Records that describe figures
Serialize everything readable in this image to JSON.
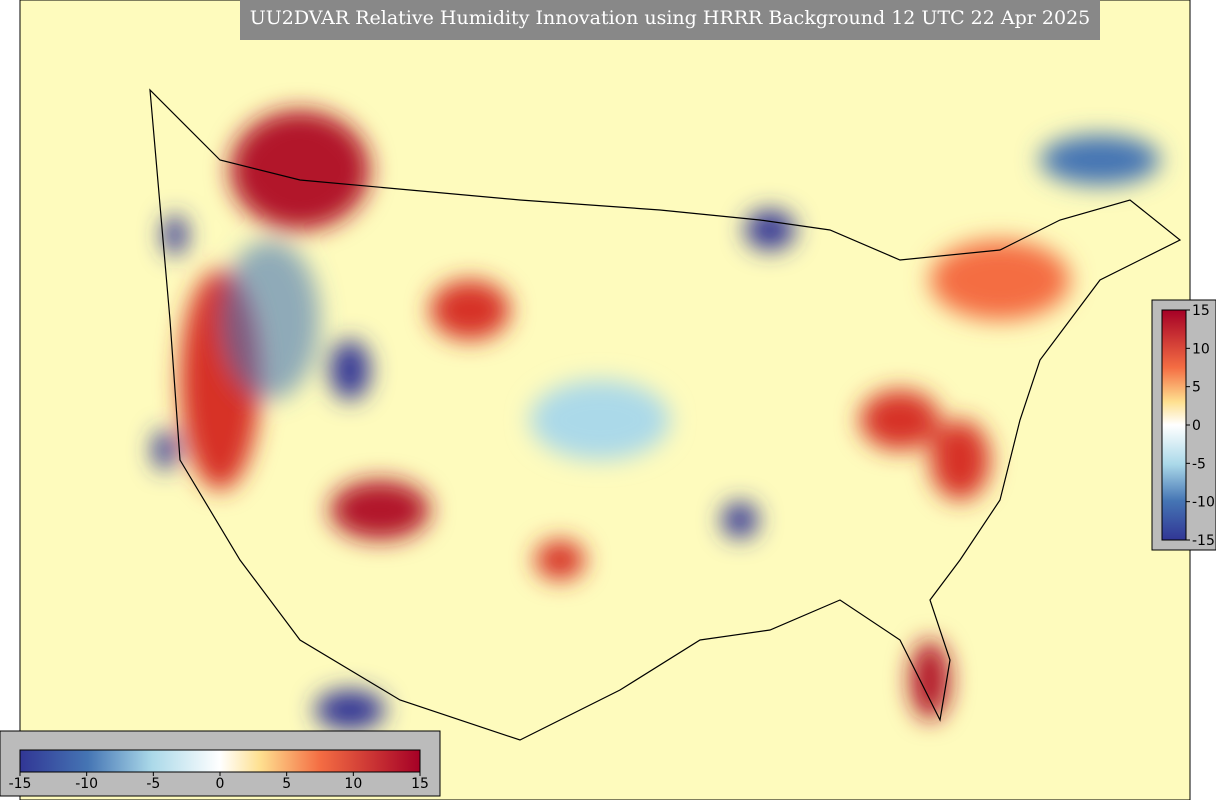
{
  "title": "UU2DVAR Relative Humidity Innovation using HRRR Background 12 UTC 22 Apr 2025",
  "colorbar_right": {
    "ticks": [
      15,
      10,
      5,
      0,
      -5,
      -10,
      -15
    ]
  },
  "colorbar_bottom": {
    "ticks": [
      -15,
      -10,
      -5,
      0,
      5,
      10,
      15
    ]
  }
}
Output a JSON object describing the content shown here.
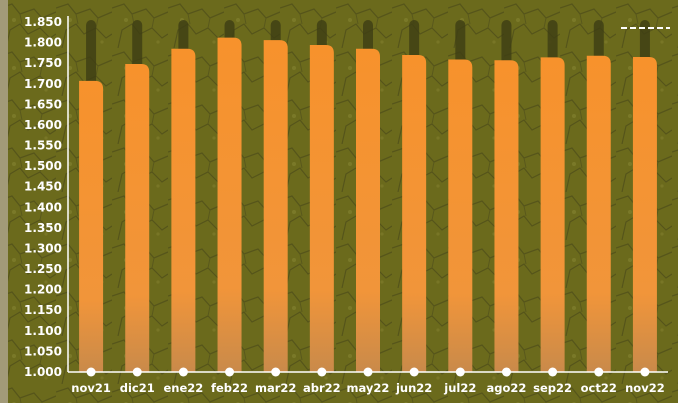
{
  "chart_data": {
    "type": "bar",
    "categories": [
      "nov21",
      "dic21",
      "ene22",
      "feb22",
      "mar22",
      "abr22",
      "may22",
      "jun22",
      "jul22",
      "ago22",
      "sep22",
      "oct22",
      "nov22"
    ],
    "values": [
      1707,
      1748,
      1785,
      1812,
      1806,
      1794,
      1785,
      1770,
      1759,
      1757,
      1764,
      1768,
      1765
    ],
    "ylim": [
      1000,
      1850
    ],
    "yticks": [
      "1.000",
      "1.050",
      "1.100",
      "1.150",
      "1.200",
      "1.250",
      "1.300",
      "1.350",
      "1.400",
      "1.450",
      "1.500",
      "1.550",
      "1.600",
      "1.650",
      "1.700",
      "1.750",
      "1.800",
      "1.850"
    ],
    "title": "",
    "xlabel": "",
    "ylabel": "",
    "grid": false,
    "legend": "top-right",
    "colors": {
      "background": "#6b6a1c",
      "bar": "#f5922e",
      "bar_track": "#3f3f14",
      "axis": "#ffffff",
      "text": "#ffffff"
    }
  }
}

■ Exercise instructions: Copy the records above exactly, leaving out every picture.

■ Finished exercise:
Serialize everything readable in this image to JSON.
{
  "title": "UU2DVAR Relative Humidity Innovation using HRRR Background 12 UTC 22 Apr 2025",
  "colorbar_right": {
    "ticks": [
      15,
      10,
      5,
      0,
      -5,
      -10,
      -15
    ]
  },
  "colorbar_bottom": {
    "ticks": [
      -15,
      -10,
      -5,
      0,
      5,
      10,
      15
    ]
  }
}
Output a JSON object describing the content shown here.
{
  "chart_data": {
    "type": "bar",
    "categories": [
      "nov21",
      "dic21",
      "ene22",
      "feb22",
      "mar22",
      "abr22",
      "may22",
      "jun22",
      "jul22",
      "ago22",
      "sep22",
      "oct22",
      "nov22"
    ],
    "values": [
      1707,
      1748,
      1785,
      1812,
      1806,
      1794,
      1785,
      1770,
      1759,
      1757,
      1764,
      1768,
      1765
    ],
    "ylim": [
      1000,
      1850
    ],
    "yticks": [
      "1.000",
      "1.050",
      "1.100",
      "1.150",
      "1.200",
      "1.250",
      "1.300",
      "1.350",
      "1.400",
      "1.450",
      "1.500",
      "1.550",
      "1.600",
      "1.650",
      "1.700",
      "1.750",
      "1.800",
      "1.850"
    ],
    "title": "",
    "xlabel": "",
    "ylabel": "",
    "grid": false,
    "legend": "top-right",
    "colors": {
      "background": "#6b6a1c",
      "bar": "#f5922e",
      "bar_track": "#3f3f14",
      "axis": "#ffffff",
      "text": "#ffffff"
    }
  }
}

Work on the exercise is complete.